Figure dataset records
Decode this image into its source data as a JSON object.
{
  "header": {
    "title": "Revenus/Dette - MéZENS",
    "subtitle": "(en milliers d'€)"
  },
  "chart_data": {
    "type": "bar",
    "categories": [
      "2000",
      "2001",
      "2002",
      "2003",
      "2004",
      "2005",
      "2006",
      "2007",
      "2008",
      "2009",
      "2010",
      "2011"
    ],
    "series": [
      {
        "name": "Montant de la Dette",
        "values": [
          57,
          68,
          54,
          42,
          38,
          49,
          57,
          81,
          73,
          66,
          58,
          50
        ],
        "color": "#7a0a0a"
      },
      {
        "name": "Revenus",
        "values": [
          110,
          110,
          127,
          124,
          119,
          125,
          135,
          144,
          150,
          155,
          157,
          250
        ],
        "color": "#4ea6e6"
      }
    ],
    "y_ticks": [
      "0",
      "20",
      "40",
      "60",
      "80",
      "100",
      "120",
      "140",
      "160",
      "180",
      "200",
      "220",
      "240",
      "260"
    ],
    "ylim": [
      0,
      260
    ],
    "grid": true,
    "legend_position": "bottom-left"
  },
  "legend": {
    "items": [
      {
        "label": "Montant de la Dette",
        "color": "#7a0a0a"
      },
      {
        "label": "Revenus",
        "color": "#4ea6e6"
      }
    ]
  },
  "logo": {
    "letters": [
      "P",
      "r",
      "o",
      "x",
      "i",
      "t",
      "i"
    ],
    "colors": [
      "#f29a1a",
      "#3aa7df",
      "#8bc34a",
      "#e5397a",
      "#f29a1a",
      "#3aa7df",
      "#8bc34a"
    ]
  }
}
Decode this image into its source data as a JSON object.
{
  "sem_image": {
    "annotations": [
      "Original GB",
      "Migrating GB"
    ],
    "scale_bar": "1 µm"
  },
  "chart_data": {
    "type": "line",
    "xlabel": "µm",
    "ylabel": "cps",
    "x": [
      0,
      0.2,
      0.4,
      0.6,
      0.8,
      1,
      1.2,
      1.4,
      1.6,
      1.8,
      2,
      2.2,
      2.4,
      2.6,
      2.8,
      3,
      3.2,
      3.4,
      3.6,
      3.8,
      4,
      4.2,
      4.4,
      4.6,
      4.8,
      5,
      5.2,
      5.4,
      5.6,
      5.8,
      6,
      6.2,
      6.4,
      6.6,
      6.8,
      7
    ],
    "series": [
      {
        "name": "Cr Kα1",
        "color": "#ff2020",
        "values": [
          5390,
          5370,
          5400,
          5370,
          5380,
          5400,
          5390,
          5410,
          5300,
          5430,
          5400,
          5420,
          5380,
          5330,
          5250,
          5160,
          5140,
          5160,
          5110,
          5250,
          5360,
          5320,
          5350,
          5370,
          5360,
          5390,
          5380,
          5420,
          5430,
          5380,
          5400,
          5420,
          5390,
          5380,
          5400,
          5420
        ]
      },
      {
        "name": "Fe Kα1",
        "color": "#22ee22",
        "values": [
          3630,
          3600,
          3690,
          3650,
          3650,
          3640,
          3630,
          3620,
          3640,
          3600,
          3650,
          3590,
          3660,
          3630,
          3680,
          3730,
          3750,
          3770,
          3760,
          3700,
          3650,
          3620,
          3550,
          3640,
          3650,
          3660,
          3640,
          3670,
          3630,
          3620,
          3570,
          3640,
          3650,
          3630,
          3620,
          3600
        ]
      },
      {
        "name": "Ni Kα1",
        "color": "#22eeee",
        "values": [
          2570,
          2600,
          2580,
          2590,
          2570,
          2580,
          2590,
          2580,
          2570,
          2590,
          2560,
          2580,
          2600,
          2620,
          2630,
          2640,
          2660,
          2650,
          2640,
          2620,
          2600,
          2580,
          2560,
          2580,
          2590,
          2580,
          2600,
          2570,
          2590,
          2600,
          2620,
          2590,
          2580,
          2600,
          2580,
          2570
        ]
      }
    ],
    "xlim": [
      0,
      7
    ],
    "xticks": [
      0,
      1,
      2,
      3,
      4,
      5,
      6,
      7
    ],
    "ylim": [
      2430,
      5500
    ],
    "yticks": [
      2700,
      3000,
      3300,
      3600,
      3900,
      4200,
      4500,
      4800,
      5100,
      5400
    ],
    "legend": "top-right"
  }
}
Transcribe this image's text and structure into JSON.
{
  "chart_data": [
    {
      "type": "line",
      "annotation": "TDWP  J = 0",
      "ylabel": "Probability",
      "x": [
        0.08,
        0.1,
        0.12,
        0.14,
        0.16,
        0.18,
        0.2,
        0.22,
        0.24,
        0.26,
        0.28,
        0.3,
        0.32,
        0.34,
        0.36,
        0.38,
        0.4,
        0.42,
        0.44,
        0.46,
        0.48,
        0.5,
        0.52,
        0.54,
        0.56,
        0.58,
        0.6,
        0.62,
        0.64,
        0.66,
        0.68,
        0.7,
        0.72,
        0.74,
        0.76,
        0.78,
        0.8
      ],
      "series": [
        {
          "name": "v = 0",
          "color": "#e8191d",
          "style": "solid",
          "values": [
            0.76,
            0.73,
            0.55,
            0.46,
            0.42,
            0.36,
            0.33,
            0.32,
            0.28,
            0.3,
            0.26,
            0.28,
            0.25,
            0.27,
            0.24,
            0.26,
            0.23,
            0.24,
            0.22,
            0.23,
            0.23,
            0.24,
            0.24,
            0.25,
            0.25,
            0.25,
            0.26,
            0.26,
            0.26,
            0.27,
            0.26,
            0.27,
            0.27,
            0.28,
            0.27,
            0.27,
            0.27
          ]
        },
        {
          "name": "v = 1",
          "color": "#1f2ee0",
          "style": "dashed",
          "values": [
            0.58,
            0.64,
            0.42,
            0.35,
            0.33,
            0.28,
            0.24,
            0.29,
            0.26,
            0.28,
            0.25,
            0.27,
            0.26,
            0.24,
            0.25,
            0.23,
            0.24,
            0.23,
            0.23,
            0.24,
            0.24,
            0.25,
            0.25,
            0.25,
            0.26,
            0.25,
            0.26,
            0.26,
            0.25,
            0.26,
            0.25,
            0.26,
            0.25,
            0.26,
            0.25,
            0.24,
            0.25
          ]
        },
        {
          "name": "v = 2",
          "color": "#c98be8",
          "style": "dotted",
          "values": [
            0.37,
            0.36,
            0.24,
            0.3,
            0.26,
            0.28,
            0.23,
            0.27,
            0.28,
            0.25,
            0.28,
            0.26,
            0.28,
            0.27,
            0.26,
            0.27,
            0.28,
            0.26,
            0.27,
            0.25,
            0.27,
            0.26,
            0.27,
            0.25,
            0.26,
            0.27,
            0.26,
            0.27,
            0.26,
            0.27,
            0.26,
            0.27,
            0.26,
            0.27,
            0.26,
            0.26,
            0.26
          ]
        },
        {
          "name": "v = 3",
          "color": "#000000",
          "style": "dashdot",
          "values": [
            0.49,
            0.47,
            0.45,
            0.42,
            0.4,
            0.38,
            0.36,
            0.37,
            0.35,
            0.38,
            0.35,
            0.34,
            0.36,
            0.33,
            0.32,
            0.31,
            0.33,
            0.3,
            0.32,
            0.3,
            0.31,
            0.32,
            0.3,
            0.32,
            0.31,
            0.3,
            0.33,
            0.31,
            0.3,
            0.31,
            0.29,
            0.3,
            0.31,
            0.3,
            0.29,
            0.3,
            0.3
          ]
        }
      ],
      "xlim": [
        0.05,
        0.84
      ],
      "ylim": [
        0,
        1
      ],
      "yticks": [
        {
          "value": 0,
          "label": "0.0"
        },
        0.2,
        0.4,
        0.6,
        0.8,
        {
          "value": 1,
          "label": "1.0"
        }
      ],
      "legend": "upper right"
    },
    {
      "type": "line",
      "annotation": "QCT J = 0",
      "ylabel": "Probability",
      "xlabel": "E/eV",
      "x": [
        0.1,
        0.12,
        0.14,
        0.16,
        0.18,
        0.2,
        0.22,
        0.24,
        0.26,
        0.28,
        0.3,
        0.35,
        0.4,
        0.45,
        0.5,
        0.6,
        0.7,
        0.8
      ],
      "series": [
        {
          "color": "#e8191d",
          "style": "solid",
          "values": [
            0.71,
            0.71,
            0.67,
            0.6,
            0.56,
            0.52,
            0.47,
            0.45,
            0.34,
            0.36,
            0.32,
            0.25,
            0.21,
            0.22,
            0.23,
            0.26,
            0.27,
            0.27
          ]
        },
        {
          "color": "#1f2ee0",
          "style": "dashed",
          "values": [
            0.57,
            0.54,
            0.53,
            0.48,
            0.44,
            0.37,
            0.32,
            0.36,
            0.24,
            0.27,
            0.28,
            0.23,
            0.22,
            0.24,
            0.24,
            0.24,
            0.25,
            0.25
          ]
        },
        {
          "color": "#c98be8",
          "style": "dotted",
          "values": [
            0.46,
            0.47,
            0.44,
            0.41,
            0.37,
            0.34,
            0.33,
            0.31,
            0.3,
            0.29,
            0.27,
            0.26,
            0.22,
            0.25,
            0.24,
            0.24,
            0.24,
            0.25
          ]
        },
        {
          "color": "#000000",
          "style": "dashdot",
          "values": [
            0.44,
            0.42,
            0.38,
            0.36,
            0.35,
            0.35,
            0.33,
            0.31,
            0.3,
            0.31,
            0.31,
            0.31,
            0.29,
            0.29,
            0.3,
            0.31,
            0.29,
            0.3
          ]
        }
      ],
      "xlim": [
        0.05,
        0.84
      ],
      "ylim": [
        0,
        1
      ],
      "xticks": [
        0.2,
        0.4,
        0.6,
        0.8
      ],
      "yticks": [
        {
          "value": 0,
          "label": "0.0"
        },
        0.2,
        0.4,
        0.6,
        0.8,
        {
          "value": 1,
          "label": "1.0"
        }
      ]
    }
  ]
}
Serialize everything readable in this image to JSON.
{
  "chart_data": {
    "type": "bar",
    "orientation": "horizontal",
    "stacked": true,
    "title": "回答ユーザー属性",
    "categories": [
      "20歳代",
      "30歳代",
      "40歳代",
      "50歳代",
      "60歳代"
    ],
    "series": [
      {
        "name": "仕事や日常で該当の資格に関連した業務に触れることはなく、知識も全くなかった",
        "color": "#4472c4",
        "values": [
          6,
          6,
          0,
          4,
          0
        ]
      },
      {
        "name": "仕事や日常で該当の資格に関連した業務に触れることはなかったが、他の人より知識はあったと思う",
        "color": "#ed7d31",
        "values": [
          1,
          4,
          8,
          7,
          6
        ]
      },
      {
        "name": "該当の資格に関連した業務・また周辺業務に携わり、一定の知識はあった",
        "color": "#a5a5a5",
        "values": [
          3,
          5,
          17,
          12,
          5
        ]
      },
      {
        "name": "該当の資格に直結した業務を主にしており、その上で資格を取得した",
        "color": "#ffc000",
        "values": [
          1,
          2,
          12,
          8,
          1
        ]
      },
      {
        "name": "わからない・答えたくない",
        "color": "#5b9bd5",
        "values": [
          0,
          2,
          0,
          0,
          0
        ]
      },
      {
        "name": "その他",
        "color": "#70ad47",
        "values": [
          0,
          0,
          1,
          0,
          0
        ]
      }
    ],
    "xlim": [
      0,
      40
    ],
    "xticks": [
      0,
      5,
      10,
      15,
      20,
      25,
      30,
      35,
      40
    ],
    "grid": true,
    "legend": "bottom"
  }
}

[WHAT YOU ARE ASKED TO DO] Copy only the stretch running from the line containing "Serialize everything readable" to the final line of the entries, both ends included, exactly as it stands.

[SOLUTION TO THE PROBLEM]
Serialize everything readable in this image to JSON.
{
  "chart_data": {
    "type": "bar",
    "orientation": "horizontal",
    "stacked": true,
    "title": "回答ユーザー属性",
    "categories": [
      "20歳代",
      "30歳代",
      "40歳代",
      "50歳代",
      "60歳代"
    ],
    "series": [
      {
        "name": "仕事や日常で該当の資格に関連した業務に触れることはなく、知識も全くなかった",
        "color": "#4472c4",
        "values": [
          6,
          6,
          0,
          4,
          0
        ]
      },
      {
        "name": "仕事や日常で該当の資格に関連した業務に触れることはなかったが、他の人より知識はあったと思う",
        "color": "#ed7d31",
        "values": [
          1,
          4,
          8,
          7,
          6
        ]
      },
      {
        "name": "該当の資格に関連した業務・また周辺業務に携わり、一定の知識はあった",
        "color": "#a5a5a5",
        "values": [
          3,
          5,
          17,
          12,
          5
        ]
      },
      {
        "name": "該当の資格に直結した業務を主にしており、その上で資格を取得した",
        "color": "#ffc000",
        "values": [
          1,
          2,
          12,
          8,
          1
        ]
      },
      {
        "name": "わからない・答えたくない",
        "color": "#5b9bd5",
        "values": [
          0,
          2,
          0,
          0,
          0
        ]
      },
      {
        "name": "その他",
        "color": "#70ad47",
        "values": [
          0,
          0,
          1,
          0,
          0
        ]
      }
    ],
    "xlim": [
      0,
      40
    ],
    "xticks": [
      0,
      5,
      10,
      15,
      20,
      25,
      30,
      35,
      40
    ],
    "grid": true,
    "legend": "bottom"
  }
}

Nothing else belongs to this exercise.